§ Records for this task:
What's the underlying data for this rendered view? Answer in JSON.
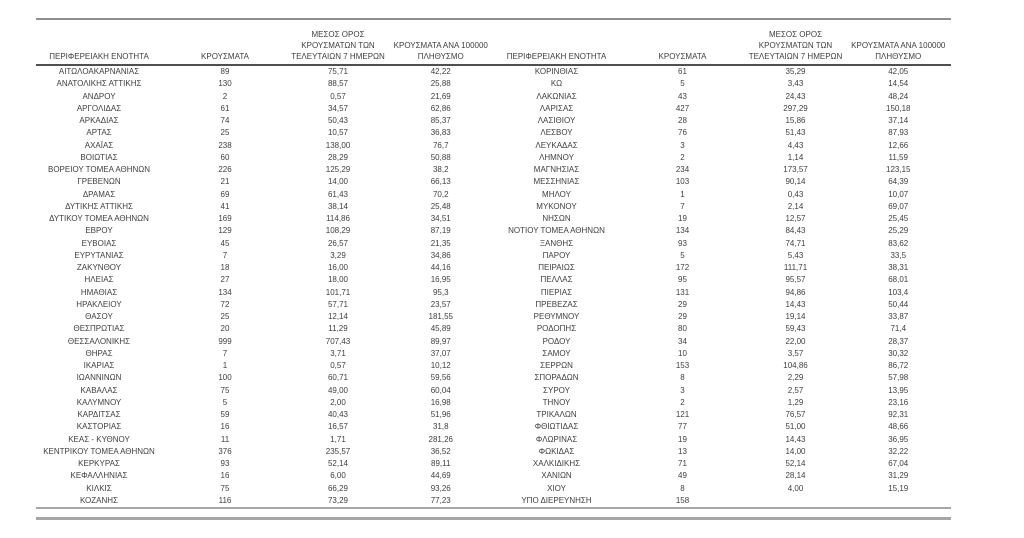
{
  "table": {
    "columns": {
      "region": "ΠΕΡΙΦΕΡΕΙΑΚΗ ΕΝΟΤΗΤΑ",
      "cases": "ΚΡΟΥΣΜΑΤΑ",
      "avg7": "ΜΕΣΟΣ ΟΡΟΣ\nΚΡΟΥΣΜΑΤΩΝ ΤΩΝ\nΤΕΛΕΥΤΑΙΩΝ 7 ΗΜΕΡΩΝ",
      "per100k": "ΚΡΟΥΣΜΑΤΑ ΑΝΑ 100000\nΠΛΗΘΥΣΜΟ"
    },
    "left_rows": [
      [
        "ΑΙΤΩΛΟΑΚΑΡΝΑΝΙΑΣ",
        "89",
        "75,71",
        "42,22"
      ],
      [
        "ΑΝΑΤΟΛΙΚΗΣ ΑΤΤΙΚΗΣ",
        "130",
        "88,57",
        "25,88"
      ],
      [
        "ΑΝΔΡΟΥ",
        "2",
        "0,57",
        "21,69"
      ],
      [
        "ΑΡΓΟΛΙΔΑΣ",
        "61",
        "34,57",
        "62,86"
      ],
      [
        "ΑΡΚΑΔΙΑΣ",
        "74",
        "50,43",
        "85,37"
      ],
      [
        "ΑΡΤΑΣ",
        "25",
        "10,57",
        "36,83"
      ],
      [
        "ΑΧΑΪΑΣ",
        "238",
        "138,00",
        "76,7"
      ],
      [
        "ΒΟΙΩΤΙΑΣ",
        "60",
        "28,29",
        "50,88"
      ],
      [
        "ΒΟΡΕΙΟΥ ΤΟΜΕΑ ΑΘΗΝΩΝ",
        "226",
        "125,29",
        "38,2"
      ],
      [
        "ΓΡΕΒΕΝΩΝ",
        "21",
        "14,00",
        "66,13"
      ],
      [
        "ΔΡΑΜΑΣ",
        "69",
        "61,43",
        "70,2"
      ],
      [
        "ΔΥΤΙΚΗΣ ΑΤΤΙΚΗΣ",
        "41",
        "38,14",
        "25,48"
      ],
      [
        "ΔΥΤΙΚΟΥ ΤΟΜΕΑ ΑΘΗΝΩΝ",
        "169",
        "114,86",
        "34,51"
      ],
      [
        "ΕΒΡΟΥ",
        "129",
        "108,29",
        "87,19"
      ],
      [
        "ΕΥΒΟΙΑΣ",
        "45",
        "26,57",
        "21,35"
      ],
      [
        "ΕΥΡΥΤΑΝΙΑΣ",
        "7",
        "3,29",
        "34,86"
      ],
      [
        "ΖΑΚΥΝΘΟΥ",
        "18",
        "16,00",
        "44,16"
      ],
      [
        "ΗΛΕΙΑΣ",
        "27",
        "18,00",
        "16,95"
      ],
      [
        "ΗΜΑΘΙΑΣ",
        "134",
        "101,71",
        "95,3"
      ],
      [
        "ΗΡΑΚΛΕΙΟΥ",
        "72",
        "57,71",
        "23,57"
      ],
      [
        "ΘΑΣΟΥ",
        "25",
        "12,14",
        "181,55"
      ],
      [
        "ΘΕΣΠΡΩΤΙΑΣ",
        "20",
        "11,29",
        "45,89"
      ],
      [
        "ΘΕΣΣΑΛΟΝΙΚΗΣ",
        "999",
        "707,43",
        "89,97"
      ],
      [
        "ΘΗΡΑΣ",
        "7",
        "3,71",
        "37,07"
      ],
      [
        "ΙΚΑΡΙΑΣ",
        "1",
        "0,57",
        "10,12"
      ],
      [
        "ΙΩΑΝΝΙΝΩΝ",
        "100",
        "60,71",
        "59,56"
      ],
      [
        "ΚΑΒΑΛΑΣ",
        "75",
        "49,00",
        "60,04"
      ],
      [
        "ΚΑΛΥΜΝΟΥ",
        "5",
        "2,00",
        "16,98"
      ],
      [
        "ΚΑΡΔΙΤΣΑΣ",
        "59",
        "40,43",
        "51,96"
      ],
      [
        "ΚΑΣΤΟΡΙΑΣ",
        "16",
        "16,57",
        "31,8"
      ],
      [
        "ΚΕΑΣ - ΚΥΘΝΟΥ",
        "11",
        "1,71",
        "281,26"
      ],
      [
        "ΚΕΝΤΡΙΚΟΥ ΤΟΜΕΑ ΑΘΗΝΩΝ",
        "376",
        "235,57",
        "36,52"
      ],
      [
        "ΚΕΡΚΥΡΑΣ",
        "93",
        "52,14",
        "89,11"
      ],
      [
        "ΚΕΦΑΛΛΗΝΙΑΣ",
        "16",
        "6,00",
        "44,69"
      ],
      [
        "ΚΙΛΚΙΣ",
        "75",
        "66,29",
        "93,26"
      ],
      [
        "ΚΟΖΑΝΗΣ",
        "116",
        "73,29",
        "77,23"
      ]
    ],
    "right_rows": [
      [
        "ΚΟΡΙΝΘΙΑΣ",
        "61",
        "35,29",
        "42,05"
      ],
      [
        "ΚΩ",
        "5",
        "3,43",
        "14,54"
      ],
      [
        "ΛΑΚΩΝΙΑΣ",
        "43",
        "24,43",
        "48,24"
      ],
      [
        "ΛΑΡΙΣΑΣ",
        "427",
        "297,29",
        "150,18"
      ],
      [
        "ΛΑΣΙΘΙΟΥ",
        "28",
        "15,86",
        "37,14"
      ],
      [
        "ΛΕΣΒΟΥ",
        "76",
        "51,43",
        "87,93"
      ],
      [
        "ΛΕΥΚΑΔΑΣ",
        "3",
        "4,43",
        "12,66"
      ],
      [
        "ΛΗΜΝΟΥ",
        "2",
        "1,14",
        "11,59"
      ],
      [
        "ΜΑΓΝΗΣΙΑΣ",
        "234",
        "173,57",
        "123,15"
      ],
      [
        "ΜΕΣΣΗΝΙΑΣ",
        "103",
        "90,14",
        "64,39"
      ],
      [
        "ΜΗΛΟΥ",
        "1",
        "0,43",
        "10,07"
      ],
      [
        "ΜΥΚΟΝΟΥ",
        "7",
        "2,14",
        "69,07"
      ],
      [
        "ΝΗΣΩΝ",
        "19",
        "12,57",
        "25,45"
      ],
      [
        "ΝΟΤΙΟΥ ΤΟΜΕΑ ΑΘΗΝΩΝ",
        "134",
        "84,43",
        "25,29"
      ],
      [
        "ΞΑΝΘΗΣ",
        "93",
        "74,71",
        "83,62"
      ],
      [
        "ΠΑΡΟΥ",
        "5",
        "5,43",
        "33,5"
      ],
      [
        "ΠΕΙΡΑΙΩΣ",
        "172",
        "111,71",
        "38,31"
      ],
      [
        "ΠΕΛΛΑΣ",
        "95",
        "95,57",
        "68,01"
      ],
      [
        "ΠΙΕΡΙΑΣ",
        "131",
        "94,86",
        "103,4"
      ],
      [
        "ΠΡΕΒΕΖΑΣ",
        "29",
        "14,43",
        "50,44"
      ],
      [
        "ΡΕΘΥΜΝΟΥ",
        "29",
        "19,14",
        "33,87"
      ],
      [
        "ΡΟΔΟΠΗΣ",
        "80",
        "59,43",
        "71,4"
      ],
      [
        "ΡΟΔΟΥ",
        "34",
        "22,00",
        "28,37"
      ],
      [
        "ΣΑΜΟΥ",
        "10",
        "3,57",
        "30,32"
      ],
      [
        "ΣΕΡΡΩΝ",
        "153",
        "104,86",
        "86,72"
      ],
      [
        "ΣΠΟΡΑΔΩΝ",
        "8",
        "2,29",
        "57,98"
      ],
      [
        "ΣΥΡΟΥ",
        "3",
        "2,57",
        "13,95"
      ],
      [
        "ΤΗΝΟΥ",
        "2",
        "1,29",
        "23,16"
      ],
      [
        "ΤΡΙΚΑΛΩΝ",
        "121",
        "76,57",
        "92,31"
      ],
      [
        "ΦΘΙΩΤΙΔΑΣ",
        "77",
        "51,00",
        "48,66"
      ],
      [
        "ΦΛΩΡΙΝΑΣ",
        "19",
        "14,43",
        "36,95"
      ],
      [
        "ΦΩΚΙΔΑΣ",
        "13",
        "14,00",
        "32,22"
      ],
      [
        "ΧΑΛΚΙΔΙΚΗΣ",
        "71",
        "52,14",
        "67,04"
      ],
      [
        "ΧΑΝΙΩΝ",
        "49",
        "28,14",
        "31,29"
      ],
      [
        "ΧΙΟΥ",
        "8",
        "4,00",
        "15,19"
      ],
      [
        "ΥΠΟ ΔΙΕΡΕΥΝΗΣΗ",
        "158",
        "",
        ""
      ]
    ]
  },
  "colors": {
    "text": "#404040",
    "rule_top": "#8f8f8f",
    "rule_header": "#4f4f4f",
    "rule_bottom": "#a6a6a6",
    "background": "#ffffff"
  }
}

§ Directions:
Extract every line of the records above that contains the word "ΤΟΜΕΑ".

§ Task answer:
        "ΒΟΡΕΙΟΥ ΤΟΜΕΑ ΑΘΗΝΩΝ",
        "ΔΥΤΙΚΟΥ ΤΟΜΕΑ ΑΘΗΝΩΝ",
        "ΚΕΝΤΡΙΚΟΥ ΤΟΜΕΑ ΑΘΗΝΩΝ",
        "ΝΟΤΙΟΥ ΤΟΜΕΑ ΑΘΗΝΩΝ",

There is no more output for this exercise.